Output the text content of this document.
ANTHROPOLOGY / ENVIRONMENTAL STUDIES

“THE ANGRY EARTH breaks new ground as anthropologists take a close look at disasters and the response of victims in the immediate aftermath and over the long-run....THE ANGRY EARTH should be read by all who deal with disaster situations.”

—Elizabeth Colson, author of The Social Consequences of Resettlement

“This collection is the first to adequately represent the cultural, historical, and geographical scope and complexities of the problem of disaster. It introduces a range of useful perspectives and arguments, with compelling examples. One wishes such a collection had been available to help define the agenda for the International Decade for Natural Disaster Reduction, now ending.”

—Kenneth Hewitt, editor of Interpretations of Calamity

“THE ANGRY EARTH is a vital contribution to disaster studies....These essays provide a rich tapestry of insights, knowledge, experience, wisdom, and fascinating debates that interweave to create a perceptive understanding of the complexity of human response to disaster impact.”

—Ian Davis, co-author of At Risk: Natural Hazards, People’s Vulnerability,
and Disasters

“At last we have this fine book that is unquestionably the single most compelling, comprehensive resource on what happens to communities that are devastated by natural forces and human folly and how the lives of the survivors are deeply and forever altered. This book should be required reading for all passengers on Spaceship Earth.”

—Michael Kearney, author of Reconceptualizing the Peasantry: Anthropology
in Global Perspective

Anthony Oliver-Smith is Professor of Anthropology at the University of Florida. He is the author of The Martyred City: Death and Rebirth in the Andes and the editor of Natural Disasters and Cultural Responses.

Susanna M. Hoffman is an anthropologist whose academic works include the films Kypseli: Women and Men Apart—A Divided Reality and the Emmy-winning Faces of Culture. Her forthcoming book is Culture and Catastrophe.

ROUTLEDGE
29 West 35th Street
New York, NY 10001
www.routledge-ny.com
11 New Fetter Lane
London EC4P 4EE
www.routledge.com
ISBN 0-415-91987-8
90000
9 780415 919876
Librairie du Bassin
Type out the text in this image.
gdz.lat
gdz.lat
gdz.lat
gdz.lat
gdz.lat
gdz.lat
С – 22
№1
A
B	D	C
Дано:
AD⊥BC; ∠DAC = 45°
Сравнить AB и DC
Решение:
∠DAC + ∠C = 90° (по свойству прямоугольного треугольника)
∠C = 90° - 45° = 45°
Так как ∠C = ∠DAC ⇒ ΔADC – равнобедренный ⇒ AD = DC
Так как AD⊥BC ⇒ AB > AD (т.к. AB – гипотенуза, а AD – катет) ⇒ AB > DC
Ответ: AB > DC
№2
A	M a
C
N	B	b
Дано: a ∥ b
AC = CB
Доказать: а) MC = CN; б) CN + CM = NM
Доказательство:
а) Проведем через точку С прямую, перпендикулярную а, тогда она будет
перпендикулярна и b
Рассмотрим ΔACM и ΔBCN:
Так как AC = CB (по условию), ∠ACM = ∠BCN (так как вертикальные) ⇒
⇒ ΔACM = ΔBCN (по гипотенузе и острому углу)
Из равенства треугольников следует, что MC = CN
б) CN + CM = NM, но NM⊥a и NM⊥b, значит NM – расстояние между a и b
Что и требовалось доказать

INSTRUCTION -
Gather each line that holds "author".

FULL SOLUTION -
—Elizabeth Colson, author of The Social Consequences of Resettlement
—Ian Davis, co-author of At Risk: Natural Hazards, People’s Vulnerability,
—Michael Kearney, author of Reconceptualizing the Peasantry: Anthropology
Anthony Oliver-Smith is Professor of Anthropology at the University of Florida. He is the author of The Martyred City: Death and Rebirth in the Andes and the editor of Natural Disasters and Cultural Responses.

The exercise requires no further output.